Problem details: Below are some records. Pull every line that contains the word "setup".

Record set:
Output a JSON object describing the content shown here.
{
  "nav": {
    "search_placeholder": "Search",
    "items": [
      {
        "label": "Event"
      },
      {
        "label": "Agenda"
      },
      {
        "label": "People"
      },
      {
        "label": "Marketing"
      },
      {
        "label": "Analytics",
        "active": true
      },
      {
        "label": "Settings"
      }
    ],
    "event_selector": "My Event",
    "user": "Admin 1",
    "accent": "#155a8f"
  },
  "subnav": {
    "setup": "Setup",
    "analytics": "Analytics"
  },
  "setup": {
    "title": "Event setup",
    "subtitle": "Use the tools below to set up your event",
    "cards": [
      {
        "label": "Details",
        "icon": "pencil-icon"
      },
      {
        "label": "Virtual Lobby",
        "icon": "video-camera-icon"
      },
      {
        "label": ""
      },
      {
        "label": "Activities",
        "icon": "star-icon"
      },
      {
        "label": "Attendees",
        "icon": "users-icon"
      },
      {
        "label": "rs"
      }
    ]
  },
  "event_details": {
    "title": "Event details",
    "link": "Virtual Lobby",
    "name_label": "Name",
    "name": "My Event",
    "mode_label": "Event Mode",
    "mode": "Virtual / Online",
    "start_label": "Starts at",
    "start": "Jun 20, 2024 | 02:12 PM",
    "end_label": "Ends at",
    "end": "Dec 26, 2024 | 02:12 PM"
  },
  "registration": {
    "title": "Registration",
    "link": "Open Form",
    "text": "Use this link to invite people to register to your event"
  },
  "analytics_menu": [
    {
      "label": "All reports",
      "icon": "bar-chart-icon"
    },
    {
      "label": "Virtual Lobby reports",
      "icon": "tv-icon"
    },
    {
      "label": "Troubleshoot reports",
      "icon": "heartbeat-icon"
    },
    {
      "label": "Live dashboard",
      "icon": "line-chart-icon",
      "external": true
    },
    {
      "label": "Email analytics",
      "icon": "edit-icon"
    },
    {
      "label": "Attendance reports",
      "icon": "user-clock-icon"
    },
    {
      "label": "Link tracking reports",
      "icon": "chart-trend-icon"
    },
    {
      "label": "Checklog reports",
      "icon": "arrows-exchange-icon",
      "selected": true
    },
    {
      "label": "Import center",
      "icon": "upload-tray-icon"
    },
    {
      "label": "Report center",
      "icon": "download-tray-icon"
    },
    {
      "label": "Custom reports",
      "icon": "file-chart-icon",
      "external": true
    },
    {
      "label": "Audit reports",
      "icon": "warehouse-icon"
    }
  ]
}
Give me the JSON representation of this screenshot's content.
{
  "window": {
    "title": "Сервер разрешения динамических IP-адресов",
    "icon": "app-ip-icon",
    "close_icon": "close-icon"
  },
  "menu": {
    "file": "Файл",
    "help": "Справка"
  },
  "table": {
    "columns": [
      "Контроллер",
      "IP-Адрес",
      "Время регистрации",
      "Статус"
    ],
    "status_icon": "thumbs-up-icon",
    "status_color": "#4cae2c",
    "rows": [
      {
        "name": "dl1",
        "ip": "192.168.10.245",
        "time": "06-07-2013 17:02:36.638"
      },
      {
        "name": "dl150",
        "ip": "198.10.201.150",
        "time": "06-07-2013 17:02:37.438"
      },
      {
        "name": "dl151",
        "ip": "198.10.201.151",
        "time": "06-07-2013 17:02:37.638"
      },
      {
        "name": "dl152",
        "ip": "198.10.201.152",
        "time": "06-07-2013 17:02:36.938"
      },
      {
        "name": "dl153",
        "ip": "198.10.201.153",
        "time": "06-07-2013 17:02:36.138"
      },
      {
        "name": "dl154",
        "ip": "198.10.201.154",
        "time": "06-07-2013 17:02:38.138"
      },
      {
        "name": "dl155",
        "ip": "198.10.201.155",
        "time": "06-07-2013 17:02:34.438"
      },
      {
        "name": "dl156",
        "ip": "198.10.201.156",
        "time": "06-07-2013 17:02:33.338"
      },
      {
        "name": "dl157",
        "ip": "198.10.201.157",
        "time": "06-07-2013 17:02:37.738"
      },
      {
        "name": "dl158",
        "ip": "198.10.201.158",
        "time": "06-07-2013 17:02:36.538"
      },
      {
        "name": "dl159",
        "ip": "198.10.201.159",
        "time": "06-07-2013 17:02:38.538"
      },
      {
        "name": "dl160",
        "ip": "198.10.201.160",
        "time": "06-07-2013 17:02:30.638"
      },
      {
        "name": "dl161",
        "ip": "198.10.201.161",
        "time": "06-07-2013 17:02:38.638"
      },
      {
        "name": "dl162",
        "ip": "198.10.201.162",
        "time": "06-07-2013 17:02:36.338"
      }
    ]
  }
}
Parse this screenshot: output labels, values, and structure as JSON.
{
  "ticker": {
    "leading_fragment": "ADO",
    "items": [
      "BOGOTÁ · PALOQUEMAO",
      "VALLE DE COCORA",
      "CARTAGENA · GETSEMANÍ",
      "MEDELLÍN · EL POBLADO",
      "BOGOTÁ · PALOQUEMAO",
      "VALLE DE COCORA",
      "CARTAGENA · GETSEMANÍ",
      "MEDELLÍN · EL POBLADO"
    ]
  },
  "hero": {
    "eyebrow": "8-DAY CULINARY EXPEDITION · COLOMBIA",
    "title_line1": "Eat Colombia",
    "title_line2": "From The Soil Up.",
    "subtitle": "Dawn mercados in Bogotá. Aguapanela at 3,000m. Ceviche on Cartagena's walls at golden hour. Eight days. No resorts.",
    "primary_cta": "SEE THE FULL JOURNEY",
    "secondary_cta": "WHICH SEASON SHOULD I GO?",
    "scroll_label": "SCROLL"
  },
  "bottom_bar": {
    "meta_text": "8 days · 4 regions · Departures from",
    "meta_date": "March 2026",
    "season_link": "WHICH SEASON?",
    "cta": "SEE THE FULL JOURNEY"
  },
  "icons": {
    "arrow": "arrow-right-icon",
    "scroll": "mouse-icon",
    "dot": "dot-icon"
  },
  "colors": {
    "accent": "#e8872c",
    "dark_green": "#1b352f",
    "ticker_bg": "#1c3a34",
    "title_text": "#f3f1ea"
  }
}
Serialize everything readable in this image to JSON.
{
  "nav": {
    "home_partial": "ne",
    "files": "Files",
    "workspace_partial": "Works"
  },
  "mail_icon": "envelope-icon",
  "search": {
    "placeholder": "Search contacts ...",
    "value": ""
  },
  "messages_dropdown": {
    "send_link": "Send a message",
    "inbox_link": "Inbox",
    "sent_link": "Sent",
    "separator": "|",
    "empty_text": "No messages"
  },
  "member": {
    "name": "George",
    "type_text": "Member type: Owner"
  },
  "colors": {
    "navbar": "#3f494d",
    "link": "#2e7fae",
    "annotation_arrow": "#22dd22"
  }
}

The solution:
    "setup": "Setup",
  "setup": {
    "title": "Event setup",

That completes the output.